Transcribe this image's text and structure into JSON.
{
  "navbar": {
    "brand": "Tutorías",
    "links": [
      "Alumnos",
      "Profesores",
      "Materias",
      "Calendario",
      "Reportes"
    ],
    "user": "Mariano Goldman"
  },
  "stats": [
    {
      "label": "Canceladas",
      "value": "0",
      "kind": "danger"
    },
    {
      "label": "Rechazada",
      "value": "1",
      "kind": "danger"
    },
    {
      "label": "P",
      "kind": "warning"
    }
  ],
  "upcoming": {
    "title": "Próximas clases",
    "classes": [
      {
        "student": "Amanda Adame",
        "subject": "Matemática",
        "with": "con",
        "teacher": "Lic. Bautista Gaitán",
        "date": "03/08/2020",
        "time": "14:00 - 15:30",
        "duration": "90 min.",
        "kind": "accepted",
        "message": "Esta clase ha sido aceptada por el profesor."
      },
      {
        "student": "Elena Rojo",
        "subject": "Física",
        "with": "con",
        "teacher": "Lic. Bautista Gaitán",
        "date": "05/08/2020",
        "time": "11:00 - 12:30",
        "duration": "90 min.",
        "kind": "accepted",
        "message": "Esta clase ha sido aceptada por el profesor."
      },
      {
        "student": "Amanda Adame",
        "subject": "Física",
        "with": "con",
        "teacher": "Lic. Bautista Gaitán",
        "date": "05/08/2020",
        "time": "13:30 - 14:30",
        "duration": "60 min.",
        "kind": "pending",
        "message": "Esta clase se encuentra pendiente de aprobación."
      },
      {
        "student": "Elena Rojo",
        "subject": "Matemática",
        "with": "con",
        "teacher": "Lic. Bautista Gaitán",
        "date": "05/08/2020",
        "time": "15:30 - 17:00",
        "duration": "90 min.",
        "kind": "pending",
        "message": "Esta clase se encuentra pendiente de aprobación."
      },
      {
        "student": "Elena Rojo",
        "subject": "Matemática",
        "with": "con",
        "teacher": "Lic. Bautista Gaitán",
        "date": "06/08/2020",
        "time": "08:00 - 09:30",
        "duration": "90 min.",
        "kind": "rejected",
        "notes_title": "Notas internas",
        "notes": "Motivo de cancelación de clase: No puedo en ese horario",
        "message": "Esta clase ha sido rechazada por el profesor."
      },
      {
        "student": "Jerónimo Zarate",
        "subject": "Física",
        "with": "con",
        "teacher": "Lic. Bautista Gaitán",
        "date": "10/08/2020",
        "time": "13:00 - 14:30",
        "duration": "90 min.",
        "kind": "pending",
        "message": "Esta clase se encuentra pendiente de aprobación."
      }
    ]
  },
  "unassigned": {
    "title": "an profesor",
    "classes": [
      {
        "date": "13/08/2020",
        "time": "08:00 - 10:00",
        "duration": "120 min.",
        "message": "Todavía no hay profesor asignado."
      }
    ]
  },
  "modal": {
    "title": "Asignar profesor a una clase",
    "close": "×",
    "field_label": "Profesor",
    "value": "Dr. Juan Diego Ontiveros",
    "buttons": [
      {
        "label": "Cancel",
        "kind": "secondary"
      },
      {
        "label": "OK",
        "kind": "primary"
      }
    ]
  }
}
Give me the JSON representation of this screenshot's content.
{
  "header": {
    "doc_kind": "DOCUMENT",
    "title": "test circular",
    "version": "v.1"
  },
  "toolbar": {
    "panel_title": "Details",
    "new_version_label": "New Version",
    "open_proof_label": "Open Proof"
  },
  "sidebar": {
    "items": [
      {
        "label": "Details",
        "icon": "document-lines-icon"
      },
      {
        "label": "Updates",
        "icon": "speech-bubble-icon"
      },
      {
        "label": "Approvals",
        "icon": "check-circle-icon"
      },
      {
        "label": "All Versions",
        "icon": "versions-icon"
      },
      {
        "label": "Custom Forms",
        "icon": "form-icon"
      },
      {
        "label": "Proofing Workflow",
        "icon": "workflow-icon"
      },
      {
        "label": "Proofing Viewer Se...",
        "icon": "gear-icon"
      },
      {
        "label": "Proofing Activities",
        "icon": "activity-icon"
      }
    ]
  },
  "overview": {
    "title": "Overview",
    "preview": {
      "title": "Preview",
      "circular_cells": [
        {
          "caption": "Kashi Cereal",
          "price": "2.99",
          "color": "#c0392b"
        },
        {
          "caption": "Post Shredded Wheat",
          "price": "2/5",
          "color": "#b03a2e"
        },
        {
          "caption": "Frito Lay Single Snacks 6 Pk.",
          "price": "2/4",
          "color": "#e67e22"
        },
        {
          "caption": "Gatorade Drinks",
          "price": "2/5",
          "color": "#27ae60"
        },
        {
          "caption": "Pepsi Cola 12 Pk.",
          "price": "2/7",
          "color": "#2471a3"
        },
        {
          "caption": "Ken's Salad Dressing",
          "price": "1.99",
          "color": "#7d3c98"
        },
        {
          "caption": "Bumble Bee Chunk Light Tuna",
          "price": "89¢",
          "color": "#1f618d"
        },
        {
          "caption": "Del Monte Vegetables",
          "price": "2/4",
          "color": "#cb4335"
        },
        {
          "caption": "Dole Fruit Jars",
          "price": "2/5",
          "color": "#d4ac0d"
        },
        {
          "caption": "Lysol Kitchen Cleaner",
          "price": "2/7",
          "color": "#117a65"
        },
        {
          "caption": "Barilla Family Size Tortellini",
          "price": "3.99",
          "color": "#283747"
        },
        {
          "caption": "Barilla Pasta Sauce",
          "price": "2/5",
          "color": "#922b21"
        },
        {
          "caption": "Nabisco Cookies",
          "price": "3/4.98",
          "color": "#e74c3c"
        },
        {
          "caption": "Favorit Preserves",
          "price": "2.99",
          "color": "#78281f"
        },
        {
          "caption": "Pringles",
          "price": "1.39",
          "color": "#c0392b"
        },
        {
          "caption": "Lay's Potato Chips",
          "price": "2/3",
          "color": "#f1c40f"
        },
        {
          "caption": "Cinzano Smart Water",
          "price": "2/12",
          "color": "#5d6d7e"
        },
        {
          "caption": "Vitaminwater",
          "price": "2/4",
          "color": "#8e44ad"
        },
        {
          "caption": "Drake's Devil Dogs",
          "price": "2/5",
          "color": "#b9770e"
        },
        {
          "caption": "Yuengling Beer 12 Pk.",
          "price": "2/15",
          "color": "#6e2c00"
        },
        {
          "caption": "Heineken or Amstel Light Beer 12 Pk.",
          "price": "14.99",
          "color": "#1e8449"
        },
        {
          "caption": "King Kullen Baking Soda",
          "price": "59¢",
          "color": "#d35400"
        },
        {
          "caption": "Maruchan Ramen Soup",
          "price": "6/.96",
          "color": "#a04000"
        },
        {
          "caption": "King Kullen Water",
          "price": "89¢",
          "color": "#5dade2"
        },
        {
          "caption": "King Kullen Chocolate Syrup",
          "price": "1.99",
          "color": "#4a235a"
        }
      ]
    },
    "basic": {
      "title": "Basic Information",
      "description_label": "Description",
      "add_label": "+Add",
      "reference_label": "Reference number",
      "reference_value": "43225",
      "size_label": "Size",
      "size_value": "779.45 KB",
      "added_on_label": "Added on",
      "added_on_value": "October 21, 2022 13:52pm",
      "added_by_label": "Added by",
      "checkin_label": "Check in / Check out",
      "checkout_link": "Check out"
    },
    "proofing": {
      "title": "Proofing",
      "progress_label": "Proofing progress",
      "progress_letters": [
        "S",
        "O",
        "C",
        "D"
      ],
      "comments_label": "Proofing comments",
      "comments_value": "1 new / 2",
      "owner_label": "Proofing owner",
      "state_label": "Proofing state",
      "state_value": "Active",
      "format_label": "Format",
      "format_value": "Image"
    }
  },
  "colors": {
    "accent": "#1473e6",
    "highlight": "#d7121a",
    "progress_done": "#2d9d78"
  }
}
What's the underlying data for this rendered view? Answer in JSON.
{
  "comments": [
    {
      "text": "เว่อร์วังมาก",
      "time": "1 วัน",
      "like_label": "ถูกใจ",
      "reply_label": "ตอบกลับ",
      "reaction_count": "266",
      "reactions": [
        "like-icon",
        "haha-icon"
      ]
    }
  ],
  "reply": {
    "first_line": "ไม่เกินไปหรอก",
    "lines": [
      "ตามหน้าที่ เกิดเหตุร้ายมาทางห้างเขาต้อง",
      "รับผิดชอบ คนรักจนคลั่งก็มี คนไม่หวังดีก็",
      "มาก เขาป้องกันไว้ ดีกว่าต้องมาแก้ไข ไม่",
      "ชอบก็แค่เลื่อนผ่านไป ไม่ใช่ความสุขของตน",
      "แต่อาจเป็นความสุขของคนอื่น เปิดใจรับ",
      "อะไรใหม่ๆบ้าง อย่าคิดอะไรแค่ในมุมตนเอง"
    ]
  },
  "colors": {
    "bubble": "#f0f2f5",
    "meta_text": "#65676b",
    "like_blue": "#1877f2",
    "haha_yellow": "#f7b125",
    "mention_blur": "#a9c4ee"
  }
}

SHORT PROBLEM: Reproduce only the lines between the line containing "What's the underlying" and the last line of the records, those two lines included, exactly.

RESULT OF THE TASK:
What's the underlying data for this rendered view? Answer in JSON.
{
  "comments": [
    {
      "text": "เว่อร์วังมาก",
      "time": "1 วัน",
      "like_label": "ถูกใจ",
      "reply_label": "ตอบกลับ",
      "reaction_count": "266",
      "reactions": [
        "like-icon",
        "haha-icon"
      ]
    }
  ],
  "reply": {
    "first_line": "ไม่เกินไปหรอก",
    "lines": [
      "ตามหน้าที่ เกิดเหตุร้ายมาทางห้างเขาต้อง",
      "รับผิดชอบ คนรักจนคลั่งก็มี คนไม่หวังดีก็",
      "มาก เขาป้องกันไว้ ดีกว่าต้องมาแก้ไข ไม่",
      "ชอบก็แค่เลื่อนผ่านไป ไม่ใช่ความสุขของตน",
      "แต่อาจเป็นความสุขของคนอื่น เปิดใจรับ",
      "อะไรใหม่ๆบ้าง อย่าคิดอะไรแค่ในมุมตนเอง"
    ]
  },
  "colors": {
    "bubble": "#f0f2f5",
    "meta_text": "#65676b",
    "like_blue": "#1877f2",
    "haha_yellow": "#f7b125",
    "mention_blur": "#a9c4ee"
  }
}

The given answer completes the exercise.